WHAT IS ASKED | Below are some records. Pull every line that contains the word "درمان".

• • • • •

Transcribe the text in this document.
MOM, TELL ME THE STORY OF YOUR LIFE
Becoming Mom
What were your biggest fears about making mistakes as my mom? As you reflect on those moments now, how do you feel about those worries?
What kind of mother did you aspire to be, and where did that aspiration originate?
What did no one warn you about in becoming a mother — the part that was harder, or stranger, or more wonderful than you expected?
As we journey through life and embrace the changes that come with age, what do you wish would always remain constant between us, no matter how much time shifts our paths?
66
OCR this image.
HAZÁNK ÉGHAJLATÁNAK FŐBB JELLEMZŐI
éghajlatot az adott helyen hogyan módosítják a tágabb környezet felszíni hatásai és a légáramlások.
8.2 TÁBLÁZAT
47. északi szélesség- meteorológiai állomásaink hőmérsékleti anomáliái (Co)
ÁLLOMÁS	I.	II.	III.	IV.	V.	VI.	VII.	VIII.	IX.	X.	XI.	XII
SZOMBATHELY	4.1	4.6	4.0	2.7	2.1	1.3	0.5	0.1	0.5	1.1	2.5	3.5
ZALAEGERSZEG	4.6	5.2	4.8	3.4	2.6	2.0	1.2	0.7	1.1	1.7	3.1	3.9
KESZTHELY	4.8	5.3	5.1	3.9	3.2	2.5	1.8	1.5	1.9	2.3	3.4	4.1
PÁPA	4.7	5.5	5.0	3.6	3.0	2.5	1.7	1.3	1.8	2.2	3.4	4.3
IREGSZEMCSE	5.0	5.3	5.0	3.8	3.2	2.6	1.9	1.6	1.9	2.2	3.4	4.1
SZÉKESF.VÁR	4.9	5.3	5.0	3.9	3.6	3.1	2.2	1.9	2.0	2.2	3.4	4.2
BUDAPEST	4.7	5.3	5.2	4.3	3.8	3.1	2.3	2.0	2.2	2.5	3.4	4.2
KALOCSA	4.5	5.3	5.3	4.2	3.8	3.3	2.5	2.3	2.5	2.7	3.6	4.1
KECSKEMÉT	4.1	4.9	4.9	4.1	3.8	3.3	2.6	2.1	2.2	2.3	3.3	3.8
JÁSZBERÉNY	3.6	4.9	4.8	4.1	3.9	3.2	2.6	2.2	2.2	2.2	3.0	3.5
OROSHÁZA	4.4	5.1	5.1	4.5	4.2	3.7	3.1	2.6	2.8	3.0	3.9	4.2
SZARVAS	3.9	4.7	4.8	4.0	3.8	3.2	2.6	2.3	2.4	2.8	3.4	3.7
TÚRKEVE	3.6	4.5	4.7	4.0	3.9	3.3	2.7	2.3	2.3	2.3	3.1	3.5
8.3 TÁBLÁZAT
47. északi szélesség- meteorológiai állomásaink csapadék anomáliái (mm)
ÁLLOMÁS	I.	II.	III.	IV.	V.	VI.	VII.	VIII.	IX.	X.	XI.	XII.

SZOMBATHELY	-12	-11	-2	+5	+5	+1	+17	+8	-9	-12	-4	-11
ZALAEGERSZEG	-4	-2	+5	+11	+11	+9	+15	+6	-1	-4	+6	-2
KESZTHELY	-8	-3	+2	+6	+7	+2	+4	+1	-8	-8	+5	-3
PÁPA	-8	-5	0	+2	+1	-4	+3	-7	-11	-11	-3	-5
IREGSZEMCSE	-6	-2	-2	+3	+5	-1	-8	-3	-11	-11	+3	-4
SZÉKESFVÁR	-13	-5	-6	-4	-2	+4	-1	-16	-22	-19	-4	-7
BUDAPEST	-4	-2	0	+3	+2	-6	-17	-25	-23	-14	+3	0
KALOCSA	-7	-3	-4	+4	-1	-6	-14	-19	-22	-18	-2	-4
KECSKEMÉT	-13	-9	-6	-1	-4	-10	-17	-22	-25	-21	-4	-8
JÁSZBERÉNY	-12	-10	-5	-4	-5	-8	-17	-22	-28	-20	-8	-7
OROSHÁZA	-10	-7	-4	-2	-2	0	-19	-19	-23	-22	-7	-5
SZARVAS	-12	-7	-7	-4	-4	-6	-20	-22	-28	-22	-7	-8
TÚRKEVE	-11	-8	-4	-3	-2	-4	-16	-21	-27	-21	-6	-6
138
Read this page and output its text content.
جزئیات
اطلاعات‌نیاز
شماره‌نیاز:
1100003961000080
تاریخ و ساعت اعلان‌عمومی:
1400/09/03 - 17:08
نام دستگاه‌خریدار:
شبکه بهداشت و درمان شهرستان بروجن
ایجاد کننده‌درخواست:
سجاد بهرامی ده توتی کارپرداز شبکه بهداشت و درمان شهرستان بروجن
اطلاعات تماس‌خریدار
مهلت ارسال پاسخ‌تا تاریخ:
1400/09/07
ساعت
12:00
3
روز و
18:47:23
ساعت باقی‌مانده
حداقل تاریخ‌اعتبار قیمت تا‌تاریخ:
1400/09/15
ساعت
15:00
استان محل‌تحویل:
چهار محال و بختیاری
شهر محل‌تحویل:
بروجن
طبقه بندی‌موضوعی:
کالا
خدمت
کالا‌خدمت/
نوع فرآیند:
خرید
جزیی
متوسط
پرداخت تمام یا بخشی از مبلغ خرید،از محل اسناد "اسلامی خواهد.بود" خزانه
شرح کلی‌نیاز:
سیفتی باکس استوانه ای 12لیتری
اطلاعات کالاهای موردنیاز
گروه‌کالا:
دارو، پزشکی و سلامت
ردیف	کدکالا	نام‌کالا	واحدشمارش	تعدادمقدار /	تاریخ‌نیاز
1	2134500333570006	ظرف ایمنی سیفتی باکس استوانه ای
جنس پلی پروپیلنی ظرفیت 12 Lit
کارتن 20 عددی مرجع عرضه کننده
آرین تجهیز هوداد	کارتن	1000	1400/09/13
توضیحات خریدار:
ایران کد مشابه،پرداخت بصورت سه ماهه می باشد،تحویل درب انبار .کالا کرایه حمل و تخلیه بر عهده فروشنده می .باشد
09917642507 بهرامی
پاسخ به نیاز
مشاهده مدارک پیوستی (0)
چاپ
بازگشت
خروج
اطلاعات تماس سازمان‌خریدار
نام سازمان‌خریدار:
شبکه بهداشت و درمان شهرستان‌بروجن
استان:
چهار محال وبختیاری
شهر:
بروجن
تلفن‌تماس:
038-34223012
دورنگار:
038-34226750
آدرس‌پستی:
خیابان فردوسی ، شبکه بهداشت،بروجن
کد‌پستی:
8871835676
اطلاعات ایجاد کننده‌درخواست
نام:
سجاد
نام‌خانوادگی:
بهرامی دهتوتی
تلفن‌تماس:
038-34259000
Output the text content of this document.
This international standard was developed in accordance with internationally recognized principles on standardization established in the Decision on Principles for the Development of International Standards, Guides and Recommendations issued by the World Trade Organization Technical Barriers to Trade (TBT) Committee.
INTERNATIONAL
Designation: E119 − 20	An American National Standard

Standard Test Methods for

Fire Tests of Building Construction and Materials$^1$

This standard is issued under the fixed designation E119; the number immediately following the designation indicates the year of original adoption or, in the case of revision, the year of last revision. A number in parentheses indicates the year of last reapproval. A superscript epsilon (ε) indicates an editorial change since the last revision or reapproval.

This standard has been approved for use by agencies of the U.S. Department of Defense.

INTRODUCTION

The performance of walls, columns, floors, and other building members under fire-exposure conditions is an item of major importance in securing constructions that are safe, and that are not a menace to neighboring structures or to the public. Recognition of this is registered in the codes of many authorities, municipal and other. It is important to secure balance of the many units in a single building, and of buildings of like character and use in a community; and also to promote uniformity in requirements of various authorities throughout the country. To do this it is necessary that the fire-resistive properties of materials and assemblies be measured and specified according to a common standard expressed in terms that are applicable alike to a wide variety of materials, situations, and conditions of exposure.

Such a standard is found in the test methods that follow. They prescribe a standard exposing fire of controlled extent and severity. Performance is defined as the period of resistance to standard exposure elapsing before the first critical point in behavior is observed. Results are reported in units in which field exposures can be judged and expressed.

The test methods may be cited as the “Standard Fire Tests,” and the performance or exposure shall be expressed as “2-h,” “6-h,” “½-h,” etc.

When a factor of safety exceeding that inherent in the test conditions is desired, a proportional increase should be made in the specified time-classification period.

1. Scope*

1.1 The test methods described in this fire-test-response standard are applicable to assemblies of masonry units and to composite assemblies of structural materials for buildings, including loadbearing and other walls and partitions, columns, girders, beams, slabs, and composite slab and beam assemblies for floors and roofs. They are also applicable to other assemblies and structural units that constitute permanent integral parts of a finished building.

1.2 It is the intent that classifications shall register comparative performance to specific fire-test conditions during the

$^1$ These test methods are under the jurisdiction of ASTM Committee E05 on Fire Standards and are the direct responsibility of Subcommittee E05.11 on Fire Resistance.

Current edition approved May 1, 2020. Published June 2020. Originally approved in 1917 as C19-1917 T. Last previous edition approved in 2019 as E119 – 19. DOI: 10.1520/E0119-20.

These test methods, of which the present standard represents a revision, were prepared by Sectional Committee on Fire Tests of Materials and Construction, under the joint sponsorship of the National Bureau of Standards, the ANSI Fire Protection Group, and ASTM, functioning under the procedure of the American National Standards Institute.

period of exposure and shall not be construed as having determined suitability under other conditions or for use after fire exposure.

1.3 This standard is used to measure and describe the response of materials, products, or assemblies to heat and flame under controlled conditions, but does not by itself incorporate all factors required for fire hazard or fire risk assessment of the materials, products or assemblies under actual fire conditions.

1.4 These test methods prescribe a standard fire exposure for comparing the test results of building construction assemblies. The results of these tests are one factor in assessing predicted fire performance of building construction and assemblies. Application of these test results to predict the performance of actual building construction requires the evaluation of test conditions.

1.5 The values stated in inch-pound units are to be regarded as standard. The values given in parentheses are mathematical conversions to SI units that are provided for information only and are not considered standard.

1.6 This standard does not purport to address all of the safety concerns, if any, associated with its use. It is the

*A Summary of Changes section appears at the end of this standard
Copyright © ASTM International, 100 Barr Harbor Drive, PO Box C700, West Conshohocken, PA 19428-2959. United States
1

• • • • •

WRITTEN SOLUTION |
شبکه بهداشت و درمان شهرستان بروجن
سجاد بهرامی ده توتی کارپرداز شبکه بهداشت و درمان شهرستان بروجن
شبکه بهداشت و درمان شهرستان‌بروجن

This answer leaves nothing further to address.